--- TO BE DONE ---
Scan the lines below for the string "name" and copy every one that has it.

──────

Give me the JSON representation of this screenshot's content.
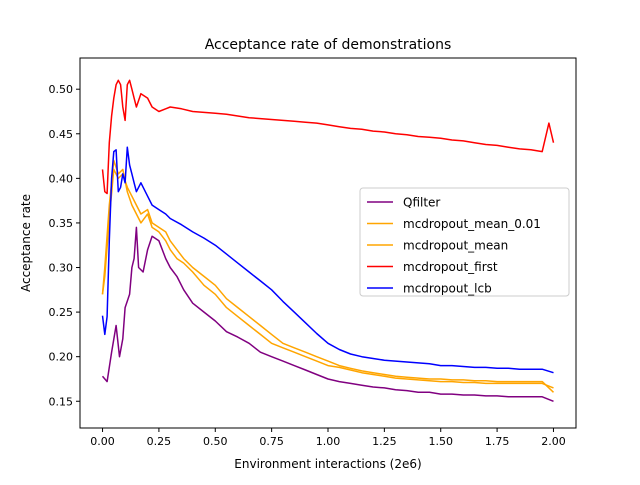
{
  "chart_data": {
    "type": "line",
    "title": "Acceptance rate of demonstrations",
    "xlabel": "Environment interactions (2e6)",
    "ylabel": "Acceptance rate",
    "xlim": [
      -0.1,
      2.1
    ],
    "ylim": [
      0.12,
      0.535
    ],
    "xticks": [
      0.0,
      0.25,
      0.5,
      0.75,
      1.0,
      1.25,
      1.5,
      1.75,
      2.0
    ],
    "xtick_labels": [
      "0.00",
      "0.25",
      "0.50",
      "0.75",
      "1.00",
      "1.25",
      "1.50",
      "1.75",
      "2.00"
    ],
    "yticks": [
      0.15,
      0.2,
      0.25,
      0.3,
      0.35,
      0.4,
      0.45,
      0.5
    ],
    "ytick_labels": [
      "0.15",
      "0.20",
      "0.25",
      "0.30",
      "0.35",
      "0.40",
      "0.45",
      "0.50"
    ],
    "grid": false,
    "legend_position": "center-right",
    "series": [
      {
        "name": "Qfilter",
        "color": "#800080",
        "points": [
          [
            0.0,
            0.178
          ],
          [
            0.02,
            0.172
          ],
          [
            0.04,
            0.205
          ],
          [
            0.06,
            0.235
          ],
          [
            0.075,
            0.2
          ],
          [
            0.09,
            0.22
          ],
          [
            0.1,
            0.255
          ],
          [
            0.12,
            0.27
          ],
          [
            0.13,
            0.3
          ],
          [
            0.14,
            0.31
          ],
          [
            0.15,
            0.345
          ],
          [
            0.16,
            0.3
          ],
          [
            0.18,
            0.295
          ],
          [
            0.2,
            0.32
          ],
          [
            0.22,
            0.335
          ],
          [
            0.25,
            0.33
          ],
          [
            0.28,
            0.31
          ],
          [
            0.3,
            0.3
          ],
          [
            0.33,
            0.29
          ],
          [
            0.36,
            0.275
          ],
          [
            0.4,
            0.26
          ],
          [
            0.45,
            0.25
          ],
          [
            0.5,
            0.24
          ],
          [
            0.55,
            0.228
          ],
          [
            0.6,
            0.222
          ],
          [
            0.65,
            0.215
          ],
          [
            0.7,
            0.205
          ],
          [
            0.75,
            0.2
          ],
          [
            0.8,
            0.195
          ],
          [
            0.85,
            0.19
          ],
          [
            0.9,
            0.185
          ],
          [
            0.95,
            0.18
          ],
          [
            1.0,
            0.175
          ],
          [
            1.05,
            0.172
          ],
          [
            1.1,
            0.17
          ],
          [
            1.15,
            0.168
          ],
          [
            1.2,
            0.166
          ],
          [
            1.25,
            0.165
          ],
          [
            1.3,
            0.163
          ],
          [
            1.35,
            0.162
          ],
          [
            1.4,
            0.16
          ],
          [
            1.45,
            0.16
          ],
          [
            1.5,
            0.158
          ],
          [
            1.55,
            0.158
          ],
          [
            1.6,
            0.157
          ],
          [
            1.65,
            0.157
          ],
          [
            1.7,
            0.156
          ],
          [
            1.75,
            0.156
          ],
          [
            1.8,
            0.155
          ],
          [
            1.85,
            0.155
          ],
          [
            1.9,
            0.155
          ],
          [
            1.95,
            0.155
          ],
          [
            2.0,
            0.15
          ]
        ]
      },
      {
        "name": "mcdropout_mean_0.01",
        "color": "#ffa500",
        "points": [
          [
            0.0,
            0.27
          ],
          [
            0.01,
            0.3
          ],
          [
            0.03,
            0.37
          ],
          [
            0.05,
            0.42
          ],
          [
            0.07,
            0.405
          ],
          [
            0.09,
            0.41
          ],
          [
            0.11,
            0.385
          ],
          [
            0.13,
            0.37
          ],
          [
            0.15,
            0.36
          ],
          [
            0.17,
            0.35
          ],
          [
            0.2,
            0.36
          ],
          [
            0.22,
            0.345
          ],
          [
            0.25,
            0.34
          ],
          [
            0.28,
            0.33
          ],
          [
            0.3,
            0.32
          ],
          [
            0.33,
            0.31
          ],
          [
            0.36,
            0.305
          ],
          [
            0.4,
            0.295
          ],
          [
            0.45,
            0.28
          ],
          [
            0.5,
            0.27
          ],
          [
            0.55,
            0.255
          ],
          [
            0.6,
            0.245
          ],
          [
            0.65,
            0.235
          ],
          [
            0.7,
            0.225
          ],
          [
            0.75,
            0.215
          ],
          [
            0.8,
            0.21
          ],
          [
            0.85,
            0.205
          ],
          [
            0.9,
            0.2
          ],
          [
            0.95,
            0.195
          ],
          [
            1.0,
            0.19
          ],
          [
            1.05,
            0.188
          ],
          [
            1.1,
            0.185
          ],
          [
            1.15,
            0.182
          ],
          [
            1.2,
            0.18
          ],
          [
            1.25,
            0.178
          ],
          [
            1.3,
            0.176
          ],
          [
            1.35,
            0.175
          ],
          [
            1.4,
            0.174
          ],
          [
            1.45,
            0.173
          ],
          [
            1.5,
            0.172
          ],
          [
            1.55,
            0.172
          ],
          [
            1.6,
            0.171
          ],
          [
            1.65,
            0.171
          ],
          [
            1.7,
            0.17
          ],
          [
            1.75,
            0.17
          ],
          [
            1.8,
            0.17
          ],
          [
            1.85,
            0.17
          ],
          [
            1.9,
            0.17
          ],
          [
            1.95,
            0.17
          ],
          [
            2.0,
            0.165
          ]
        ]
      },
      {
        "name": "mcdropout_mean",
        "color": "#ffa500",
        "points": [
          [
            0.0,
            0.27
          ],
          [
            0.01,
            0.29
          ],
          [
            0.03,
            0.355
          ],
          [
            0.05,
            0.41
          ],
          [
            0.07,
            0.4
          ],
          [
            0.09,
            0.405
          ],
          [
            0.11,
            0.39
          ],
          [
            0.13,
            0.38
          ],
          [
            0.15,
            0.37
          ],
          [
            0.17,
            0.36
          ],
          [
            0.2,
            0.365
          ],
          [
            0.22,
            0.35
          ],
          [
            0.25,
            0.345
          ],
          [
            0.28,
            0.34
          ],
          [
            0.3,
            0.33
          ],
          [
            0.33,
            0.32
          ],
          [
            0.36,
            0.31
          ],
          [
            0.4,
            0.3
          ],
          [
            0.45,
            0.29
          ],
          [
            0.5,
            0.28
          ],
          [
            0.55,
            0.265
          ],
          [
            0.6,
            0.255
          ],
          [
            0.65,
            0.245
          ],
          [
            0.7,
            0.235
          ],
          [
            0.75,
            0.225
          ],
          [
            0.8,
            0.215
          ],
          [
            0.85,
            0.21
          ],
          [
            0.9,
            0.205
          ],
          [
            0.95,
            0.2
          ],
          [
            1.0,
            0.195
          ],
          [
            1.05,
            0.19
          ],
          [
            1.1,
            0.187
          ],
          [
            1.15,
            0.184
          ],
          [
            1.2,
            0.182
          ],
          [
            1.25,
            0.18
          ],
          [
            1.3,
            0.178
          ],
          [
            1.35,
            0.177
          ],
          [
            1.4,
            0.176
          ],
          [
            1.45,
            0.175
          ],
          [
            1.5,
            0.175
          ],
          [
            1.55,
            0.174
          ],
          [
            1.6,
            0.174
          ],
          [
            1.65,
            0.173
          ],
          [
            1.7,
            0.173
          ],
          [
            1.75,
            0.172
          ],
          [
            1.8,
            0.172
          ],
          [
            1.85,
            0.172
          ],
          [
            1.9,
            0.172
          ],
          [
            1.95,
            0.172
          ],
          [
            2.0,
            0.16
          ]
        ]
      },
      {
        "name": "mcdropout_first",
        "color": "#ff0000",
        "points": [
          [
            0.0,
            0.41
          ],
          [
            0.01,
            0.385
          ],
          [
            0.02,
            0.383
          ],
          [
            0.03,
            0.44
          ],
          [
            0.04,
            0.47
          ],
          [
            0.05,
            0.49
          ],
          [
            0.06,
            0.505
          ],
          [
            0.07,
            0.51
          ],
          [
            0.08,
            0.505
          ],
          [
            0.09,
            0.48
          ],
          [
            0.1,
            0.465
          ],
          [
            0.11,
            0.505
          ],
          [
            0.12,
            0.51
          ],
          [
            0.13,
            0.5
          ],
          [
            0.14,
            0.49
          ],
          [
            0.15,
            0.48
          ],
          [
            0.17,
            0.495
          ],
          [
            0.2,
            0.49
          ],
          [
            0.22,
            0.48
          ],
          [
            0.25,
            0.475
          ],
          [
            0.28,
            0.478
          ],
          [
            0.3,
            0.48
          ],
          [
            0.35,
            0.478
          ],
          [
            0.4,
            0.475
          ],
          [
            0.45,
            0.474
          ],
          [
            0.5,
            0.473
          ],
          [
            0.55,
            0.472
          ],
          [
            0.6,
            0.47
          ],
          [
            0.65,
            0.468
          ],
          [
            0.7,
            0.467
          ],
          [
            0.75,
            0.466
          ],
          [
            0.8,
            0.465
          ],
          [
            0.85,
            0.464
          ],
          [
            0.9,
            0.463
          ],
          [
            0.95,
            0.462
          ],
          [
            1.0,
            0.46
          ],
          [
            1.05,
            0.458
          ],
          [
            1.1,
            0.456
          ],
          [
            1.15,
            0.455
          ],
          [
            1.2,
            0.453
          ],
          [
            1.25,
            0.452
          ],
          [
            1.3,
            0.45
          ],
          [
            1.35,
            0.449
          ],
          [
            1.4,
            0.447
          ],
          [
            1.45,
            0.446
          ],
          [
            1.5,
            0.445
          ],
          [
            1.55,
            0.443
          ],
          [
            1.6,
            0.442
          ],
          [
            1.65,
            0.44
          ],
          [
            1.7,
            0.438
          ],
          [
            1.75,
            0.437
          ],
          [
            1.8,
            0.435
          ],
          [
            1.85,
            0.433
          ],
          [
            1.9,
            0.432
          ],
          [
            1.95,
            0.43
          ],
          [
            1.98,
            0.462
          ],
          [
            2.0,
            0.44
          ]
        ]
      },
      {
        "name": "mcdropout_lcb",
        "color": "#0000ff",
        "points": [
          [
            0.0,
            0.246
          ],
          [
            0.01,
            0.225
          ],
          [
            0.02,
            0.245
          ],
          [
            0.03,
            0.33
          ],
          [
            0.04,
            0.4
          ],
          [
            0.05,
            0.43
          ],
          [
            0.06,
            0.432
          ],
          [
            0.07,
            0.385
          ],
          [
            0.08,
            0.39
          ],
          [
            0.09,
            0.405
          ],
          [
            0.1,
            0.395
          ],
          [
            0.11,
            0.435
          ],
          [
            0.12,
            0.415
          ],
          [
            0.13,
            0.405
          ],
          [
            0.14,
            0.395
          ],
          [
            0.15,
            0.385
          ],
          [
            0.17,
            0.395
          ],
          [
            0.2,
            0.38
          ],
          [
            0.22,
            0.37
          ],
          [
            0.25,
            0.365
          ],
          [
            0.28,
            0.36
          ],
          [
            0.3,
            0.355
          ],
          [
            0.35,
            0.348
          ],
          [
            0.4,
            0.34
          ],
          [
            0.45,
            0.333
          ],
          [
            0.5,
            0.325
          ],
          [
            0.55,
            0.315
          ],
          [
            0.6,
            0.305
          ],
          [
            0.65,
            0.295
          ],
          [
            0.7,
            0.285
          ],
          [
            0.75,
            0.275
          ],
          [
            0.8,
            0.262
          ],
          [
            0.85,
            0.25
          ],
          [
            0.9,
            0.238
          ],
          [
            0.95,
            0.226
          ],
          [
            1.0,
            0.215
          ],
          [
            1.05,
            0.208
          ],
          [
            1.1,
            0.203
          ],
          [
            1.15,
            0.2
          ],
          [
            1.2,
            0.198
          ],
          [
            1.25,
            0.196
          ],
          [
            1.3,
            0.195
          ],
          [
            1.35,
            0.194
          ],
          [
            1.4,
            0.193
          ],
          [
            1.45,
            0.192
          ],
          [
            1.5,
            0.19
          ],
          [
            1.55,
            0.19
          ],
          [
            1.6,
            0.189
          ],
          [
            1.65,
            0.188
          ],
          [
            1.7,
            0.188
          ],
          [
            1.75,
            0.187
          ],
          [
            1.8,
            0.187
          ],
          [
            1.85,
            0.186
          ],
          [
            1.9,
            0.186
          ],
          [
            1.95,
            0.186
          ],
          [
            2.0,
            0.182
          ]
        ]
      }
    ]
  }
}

──────

--- ANSWER TO THE PROBLEM ---
        "name": "Qfilter",
        "name": "mcdropout_mean_0.01",
        "name": "mcdropout_mean",
        "name": "mcdropout_first",
        "name": "mcdropout_lcb",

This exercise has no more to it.